Health and healthy choices can reduce your risk of breast cancer

Health and healthy choices can reduce your risk of breast cancer

BY ANDREA BODIE
Winnipeg Health Region
Published Monday, September 30, 2013

Regular exercise, a balanced diet and a healthy outlook on life can help reduce the risk of developing breast cancer.

These elements contribute to a healthier lifestyle - and the good news is that's a modifiable risk factor, something you can do to reduce your risk of breast cancer.

The great news is that a healthy lifestyle can reduce your risk of developing breast cancer by one-third. According to World Cancer Research Fund/American Institute for Cancer Research, that means being a healthy weight; eating a diet emphasizing vegetables, fruits, whole grains and legumes (dried peas, beans and lentils) and not drinking alcohol or limiting it to no more than one a day on average.

"Essentially, a healthy lifestyle is a cornerstone of reducing breast cancer," says Beth Szuck, Registered Dietitian with the Breast Health Centre.

Studies have shown that a general sense of overall wellness - particularly if boosted by supportive relationships - can help improve a person's health. Research also shows the opposite is true - stress negatively impacts the way your body functions: chronic stress can impact the way your body digests food, if you sleep and how well you sleep, and if your immune system is strong enough to fight off illness.

Why is this so important to know? The emotional stress caused by unhealthy relationships, not getting our needs met or chronic stress can have physical implications.

Research around a field of medicine called psychoneuroimmunology - the science of how emotions impact our bodies - suggests that unacknowledged, unresolved or repressed emotions like anger or grief can have negative health consequences because our immune system is compromised. Research is ongoing in this area.

Common coping choices like overeating, smoking and drinking alcohol to deal with life's stressors not only impact your health, they can increase your risk of breast cancer.

"For many people - particularly women, who are familiar with multitasking and nurturing others, but often much less comfortable with nurturing and caring for themselves - the idea of putting themselves first or even on the list as a priority may feel overwhelming", says Stephanie Howard, Social Worker at the Breast Health Centre.

"Self care from a health perspective is not only critical to our health and wellness. It also helps us be more present for not only ourselves, but our relationships, our responsibilities and our work."

Self care from a health perspective is about ensuring your needs are acknowledged and taken care of. Self care, for example, could be packing a healthy lunch for work the night before or choosing to call a friend for some support after something upsetting happens.

INFORMATION:
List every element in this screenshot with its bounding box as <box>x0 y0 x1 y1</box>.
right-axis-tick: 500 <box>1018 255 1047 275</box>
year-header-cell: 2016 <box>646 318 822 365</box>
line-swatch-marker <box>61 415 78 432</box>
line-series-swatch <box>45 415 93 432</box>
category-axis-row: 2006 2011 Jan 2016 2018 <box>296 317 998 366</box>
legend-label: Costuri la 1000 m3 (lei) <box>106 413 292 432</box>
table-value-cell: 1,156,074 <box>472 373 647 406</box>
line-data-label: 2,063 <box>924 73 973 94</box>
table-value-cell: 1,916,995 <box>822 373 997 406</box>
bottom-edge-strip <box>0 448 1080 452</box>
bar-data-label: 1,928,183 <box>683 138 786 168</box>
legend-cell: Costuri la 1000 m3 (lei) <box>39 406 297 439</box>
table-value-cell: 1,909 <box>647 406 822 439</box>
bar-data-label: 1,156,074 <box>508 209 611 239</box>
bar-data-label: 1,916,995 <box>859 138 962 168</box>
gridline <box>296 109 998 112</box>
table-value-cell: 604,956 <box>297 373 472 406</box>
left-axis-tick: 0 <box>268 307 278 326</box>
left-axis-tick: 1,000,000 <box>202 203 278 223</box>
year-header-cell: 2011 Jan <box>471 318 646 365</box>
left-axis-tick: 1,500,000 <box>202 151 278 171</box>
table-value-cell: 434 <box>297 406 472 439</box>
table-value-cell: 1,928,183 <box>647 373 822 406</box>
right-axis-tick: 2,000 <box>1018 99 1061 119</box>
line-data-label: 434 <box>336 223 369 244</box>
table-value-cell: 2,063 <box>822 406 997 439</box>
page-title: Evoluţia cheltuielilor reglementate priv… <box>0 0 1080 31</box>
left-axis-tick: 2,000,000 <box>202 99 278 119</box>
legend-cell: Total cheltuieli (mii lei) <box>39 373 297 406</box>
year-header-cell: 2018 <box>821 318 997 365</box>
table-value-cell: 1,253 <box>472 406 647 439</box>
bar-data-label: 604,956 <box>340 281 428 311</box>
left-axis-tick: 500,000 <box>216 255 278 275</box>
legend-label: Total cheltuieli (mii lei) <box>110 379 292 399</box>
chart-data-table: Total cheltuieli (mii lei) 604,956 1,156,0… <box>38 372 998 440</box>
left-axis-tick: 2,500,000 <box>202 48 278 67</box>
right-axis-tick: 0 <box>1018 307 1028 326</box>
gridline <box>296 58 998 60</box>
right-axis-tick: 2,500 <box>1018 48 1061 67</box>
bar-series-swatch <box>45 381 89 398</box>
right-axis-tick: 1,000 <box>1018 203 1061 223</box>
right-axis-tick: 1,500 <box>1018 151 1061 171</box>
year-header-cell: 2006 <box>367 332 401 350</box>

EXPLORE THE MATERIAL:
[A] In the article on breast cancer risk, by how much can a healthy lifestyle reduce the risk of developing breast cancer?
[B] Carry on the article on breast cancer risk from where it stops.

RESULTS FOR THE EXERCISE:
[A] By one-third.

[B]
What's important to be mindful of when considering health from a breast health perspective? There are risk factors you can modify and those you can't.

Risk factors you can modify

Maintaining as healthy a weight as possible - along with being fit - can not only help boost your energy level and improve your health, it can help reduce your risk of breast cancer.

Carrying more weight on your body could lead to higher levels of estrogen, which is thought to increase the risk of breast cancer. High insulin levels can affect things that regulate tumor growth and its' role in breast cancer is currently being studied. As well, being overweight can cause low level inflammation which is thought to increase cancer risk.

All foods can fit within a healthy way of eating if consumed in moderation with appropriate portion size and combined with physical activity.  Canada's Food Guide is an excellent reference to guide you in choosing healthy foods.

Healthy eating also includes limiting high sugary beverages and foods. Why? Large amounts of sugar and processed foods high in sugar can increase insulin which can increase other hormones in the body, some of which can fuel cancer growth.

"Foods that are high in added sugar are less likely to provide cancer fighting nutrients," says Szuck. "If you eat a healthy diet which includes limiting foods high in added sugar, and are physically active, high insulin levels are less likely to happen. Choose foods containing complex carbohydrates - like vegetables, fruits, whole grains and legumes - they help fight cancer. You want the calories you eat to contribute to good nutrition and a healthier, stronger you.

"There are women who "do everything right" and get breast cancer," says Tania D'Amato, Director of the Breast Health Centre. "There is no guarantee, but these actions can help reduce your risk of breast cancer and increase your overall health."

Non-modifiable risk factors

The two biggest risk factors for breast cancer that we can't change are gender and age. Women are at greater risk for breast cancer than men. And for women over 50, their risk is also greater.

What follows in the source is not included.